*** Opening Excerpted text ***
Halloween is a fitting day to remind ourselves that October is Cybersecurity Awareness month. In-between all the ghouls and ghosts is a good time to prepare ourselves against everything from phishing to malware.  Below are three things to be thinking about today:

1. Do you have written cybersecurity policies or have an employee tasked with managing your cybersecurity preparedness?

Written policies can help govern the structure of your cyber security program. For instance, written policies should identify technologies and connection types that pose a higher inherent security risk. Is your organization’s wifi access open to the public or to employees’ own personal devices? Do you segregate networks? Do you update patches on software programs regularly? These are a few questions to ask when developing written policies and procedures to govern cybersecurity in your business.  In addition, depending on your industry there may be certain rules and regulations that require your business to have a written security plan.

Finally, who in your organization is tasked with managing cybersecurity? If you don’t know the answer to that question or do not have someone tasked with managing cybersecurity now is the time to identify who should be in charge of cyber security. That person should report to the highest levels of your organization to make sure that cybersecurity is a priority from the Board Room and below.

2. Bring in the Experts – But Protect Their Findings

There are many technology experts in the field of cyber security who will come in and do an assessment of your organization’s preparedness. Always remember that sometimes a written report being marked “Confidential” does not mean that it will be. What if the threat assessment of your company comes back saying your security looks like swiss cheese? Take steps on the front end of the engagement of these outside experts to try to protect the findings of their reports.
*** Closing Excerpted text ***
*** Opening Entries shown ***
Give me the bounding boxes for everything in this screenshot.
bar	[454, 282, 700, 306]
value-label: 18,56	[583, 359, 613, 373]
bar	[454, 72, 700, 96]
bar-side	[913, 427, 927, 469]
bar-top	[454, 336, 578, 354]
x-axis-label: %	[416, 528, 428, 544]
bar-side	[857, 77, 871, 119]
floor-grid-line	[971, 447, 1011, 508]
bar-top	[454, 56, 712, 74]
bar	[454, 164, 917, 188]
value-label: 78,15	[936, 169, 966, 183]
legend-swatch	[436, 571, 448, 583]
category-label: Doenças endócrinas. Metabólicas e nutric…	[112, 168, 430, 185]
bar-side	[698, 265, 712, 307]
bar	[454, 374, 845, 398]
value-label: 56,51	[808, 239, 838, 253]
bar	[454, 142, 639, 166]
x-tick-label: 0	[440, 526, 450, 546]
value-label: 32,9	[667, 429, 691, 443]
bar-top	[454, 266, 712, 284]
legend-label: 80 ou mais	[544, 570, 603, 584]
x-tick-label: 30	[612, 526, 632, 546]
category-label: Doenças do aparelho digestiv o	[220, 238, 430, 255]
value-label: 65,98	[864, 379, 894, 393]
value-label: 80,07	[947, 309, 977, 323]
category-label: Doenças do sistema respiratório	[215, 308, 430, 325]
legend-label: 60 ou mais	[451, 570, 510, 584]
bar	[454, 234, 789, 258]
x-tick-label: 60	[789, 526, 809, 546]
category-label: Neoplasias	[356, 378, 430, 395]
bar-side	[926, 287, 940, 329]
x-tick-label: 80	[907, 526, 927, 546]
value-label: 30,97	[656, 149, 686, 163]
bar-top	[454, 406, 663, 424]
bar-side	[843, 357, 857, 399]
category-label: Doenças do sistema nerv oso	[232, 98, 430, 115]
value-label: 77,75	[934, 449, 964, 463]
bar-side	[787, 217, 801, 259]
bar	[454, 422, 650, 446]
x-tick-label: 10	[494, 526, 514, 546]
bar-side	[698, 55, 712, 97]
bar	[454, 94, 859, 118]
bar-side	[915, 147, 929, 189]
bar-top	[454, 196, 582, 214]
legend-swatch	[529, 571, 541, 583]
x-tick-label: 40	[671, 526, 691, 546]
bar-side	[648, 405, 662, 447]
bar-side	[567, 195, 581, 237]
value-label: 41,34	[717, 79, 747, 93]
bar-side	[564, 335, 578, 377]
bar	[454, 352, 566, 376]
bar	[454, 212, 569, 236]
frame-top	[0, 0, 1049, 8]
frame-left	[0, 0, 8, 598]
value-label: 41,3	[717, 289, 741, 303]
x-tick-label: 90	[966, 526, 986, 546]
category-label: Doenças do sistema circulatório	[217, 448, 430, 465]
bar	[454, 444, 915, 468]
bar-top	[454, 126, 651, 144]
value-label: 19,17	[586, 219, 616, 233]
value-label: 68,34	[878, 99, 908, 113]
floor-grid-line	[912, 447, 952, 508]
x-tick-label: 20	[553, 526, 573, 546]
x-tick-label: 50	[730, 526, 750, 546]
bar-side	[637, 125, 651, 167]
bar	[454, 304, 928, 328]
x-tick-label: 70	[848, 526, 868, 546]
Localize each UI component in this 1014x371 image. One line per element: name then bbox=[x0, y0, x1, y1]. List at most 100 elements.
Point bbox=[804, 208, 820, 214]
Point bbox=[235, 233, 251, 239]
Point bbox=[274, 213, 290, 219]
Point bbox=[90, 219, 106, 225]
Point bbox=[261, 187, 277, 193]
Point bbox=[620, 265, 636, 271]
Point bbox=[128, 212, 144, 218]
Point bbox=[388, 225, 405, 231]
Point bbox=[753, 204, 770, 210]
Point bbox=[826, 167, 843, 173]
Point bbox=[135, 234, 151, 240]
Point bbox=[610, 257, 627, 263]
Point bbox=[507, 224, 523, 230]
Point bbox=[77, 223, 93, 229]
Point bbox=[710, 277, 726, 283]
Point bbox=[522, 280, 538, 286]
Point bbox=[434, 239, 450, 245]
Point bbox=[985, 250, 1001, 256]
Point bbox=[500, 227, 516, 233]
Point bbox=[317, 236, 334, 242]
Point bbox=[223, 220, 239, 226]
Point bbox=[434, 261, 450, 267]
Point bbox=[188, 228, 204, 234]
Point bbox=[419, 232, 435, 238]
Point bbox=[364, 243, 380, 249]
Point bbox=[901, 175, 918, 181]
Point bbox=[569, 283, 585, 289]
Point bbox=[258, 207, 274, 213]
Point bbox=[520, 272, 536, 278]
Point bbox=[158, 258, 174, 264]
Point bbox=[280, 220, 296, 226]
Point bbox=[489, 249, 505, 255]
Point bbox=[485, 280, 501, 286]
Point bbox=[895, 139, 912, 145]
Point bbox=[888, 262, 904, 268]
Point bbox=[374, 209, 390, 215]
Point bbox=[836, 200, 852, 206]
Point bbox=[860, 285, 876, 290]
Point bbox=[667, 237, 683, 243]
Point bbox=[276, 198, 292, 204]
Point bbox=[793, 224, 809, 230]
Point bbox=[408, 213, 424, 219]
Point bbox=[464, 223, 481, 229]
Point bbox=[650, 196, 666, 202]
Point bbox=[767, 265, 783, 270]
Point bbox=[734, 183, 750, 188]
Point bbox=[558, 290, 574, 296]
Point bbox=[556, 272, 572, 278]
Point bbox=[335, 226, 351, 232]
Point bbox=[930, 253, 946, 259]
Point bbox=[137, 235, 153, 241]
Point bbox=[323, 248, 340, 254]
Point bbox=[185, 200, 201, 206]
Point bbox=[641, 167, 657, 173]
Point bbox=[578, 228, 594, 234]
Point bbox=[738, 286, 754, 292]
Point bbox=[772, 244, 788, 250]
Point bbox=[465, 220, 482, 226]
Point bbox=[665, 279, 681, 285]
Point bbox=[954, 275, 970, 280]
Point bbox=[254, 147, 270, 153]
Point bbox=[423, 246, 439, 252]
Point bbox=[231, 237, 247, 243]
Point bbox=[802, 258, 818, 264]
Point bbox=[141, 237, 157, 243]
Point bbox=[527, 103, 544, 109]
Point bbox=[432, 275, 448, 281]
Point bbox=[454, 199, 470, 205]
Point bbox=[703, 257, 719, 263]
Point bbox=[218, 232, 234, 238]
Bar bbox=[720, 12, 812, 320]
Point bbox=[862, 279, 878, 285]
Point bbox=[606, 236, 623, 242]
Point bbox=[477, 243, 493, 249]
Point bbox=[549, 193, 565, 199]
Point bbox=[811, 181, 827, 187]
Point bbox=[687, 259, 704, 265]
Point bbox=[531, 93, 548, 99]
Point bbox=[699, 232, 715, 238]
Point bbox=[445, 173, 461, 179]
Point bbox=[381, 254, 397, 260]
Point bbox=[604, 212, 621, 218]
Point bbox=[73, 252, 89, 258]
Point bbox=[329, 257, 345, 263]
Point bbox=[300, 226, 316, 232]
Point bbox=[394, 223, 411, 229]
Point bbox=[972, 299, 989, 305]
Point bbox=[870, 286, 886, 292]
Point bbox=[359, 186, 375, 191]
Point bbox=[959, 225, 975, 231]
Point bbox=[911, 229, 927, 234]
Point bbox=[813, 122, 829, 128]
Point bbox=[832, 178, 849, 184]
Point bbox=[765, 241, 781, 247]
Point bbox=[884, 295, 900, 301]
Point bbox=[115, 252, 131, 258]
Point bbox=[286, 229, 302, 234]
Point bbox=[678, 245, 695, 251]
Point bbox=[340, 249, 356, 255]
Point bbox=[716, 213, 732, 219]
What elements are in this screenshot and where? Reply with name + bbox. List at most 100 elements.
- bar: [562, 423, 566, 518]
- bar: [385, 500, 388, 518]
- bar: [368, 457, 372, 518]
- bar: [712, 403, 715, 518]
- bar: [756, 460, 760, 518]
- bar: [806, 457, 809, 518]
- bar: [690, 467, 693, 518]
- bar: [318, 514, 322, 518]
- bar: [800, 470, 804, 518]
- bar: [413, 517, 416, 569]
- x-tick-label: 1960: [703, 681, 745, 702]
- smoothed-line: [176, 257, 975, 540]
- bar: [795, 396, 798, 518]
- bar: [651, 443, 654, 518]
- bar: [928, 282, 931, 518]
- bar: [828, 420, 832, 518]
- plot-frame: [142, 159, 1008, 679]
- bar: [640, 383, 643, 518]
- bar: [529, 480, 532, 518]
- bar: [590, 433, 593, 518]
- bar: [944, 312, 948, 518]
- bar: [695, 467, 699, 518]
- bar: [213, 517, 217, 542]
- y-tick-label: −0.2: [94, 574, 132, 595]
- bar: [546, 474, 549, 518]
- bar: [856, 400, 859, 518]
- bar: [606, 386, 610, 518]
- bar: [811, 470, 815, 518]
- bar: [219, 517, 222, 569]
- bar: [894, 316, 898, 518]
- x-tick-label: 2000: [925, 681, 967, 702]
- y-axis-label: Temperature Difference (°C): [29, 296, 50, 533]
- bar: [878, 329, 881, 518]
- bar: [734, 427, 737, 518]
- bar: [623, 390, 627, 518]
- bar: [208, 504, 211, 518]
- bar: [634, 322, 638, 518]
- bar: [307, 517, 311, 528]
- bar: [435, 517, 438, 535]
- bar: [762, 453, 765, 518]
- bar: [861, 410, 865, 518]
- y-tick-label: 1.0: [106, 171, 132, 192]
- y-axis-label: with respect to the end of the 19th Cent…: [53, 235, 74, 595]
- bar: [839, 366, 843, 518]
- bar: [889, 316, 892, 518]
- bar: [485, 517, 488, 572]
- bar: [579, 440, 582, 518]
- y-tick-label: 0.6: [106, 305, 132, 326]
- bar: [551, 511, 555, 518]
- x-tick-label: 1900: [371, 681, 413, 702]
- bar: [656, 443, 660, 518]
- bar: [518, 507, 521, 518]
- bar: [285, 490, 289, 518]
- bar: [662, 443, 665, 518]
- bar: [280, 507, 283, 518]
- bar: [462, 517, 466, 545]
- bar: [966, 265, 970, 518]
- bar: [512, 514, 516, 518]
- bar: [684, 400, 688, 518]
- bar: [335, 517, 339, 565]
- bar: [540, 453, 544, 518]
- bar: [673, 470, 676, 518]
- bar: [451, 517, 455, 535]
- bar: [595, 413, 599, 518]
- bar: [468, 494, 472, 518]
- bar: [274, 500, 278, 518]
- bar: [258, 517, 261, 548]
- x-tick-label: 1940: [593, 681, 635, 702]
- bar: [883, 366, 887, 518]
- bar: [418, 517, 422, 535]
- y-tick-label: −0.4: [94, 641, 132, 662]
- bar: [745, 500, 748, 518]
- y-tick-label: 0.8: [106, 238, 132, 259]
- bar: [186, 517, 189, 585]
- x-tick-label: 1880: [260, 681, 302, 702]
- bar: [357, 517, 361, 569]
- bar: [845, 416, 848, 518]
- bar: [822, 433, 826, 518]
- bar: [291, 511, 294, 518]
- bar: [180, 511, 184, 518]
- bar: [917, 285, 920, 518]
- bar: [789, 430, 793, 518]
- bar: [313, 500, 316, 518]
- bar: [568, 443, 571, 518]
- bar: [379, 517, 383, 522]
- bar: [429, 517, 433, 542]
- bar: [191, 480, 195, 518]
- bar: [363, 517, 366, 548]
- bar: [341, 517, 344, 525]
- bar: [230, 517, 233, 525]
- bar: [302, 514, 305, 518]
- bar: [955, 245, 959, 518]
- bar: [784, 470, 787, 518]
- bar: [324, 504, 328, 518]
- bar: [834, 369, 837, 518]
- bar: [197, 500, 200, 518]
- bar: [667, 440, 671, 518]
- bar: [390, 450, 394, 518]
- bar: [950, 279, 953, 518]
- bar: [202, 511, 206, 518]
*** Closing Entries shown ***
### [Using the information]
(a) Decide whether each statement agrees with the cybersecurity awareness post. Answer yes or no for each, and quote the words of the post that decide it.
(i) The person managing cybersecurity should report to the highest levels of the organization.
(ii) Marking an outside expert's written report "Confidential" ensures that it stays confidential.
(iii) Written policies should identify technologies and connection types that carry a higher inherent security risk.
(b) Finish out the cybersecurity awareness post, picking up after its final sentence.

### [Task results]
(a)
(i) Yes: "That person should report to the highest levels of your organization to make sure that cybersecurity is a priority from the Board Room and below."
(ii) No: "Always remember that sometimes a written report being marked “Confidential” does not mean that it will be."
(iii) Yes: "For instance, written policies should identify technologies and connection types that pose a higher inherent security risk."

(b)
Work with your legal department or outside counsel to outline how your expert will be engaged and who your expert will report to. At the very least, limit the reports dissemination to only a “need to know” basis within the top levels of your organization.

3. Update Your Passwords and Create a Password Policy

Think about your own personal security – when was the last time you updated your passwords to your work email, your online banking, or your credit cards? Today is the day to do it.  Pick different passwords for each account or at the very least unique passwords for your business and financial accounts that are distinctive from any other passwords you use.

Does your business force you to change your password regularly or have certain length/character requirements for passwords? Now is the time to ban “password123” as a password in your organization. Your business security depends on it.

Don’t let cyber security spook you – be prepared and take steps to protect yourself personally and your business. Happy Halloween!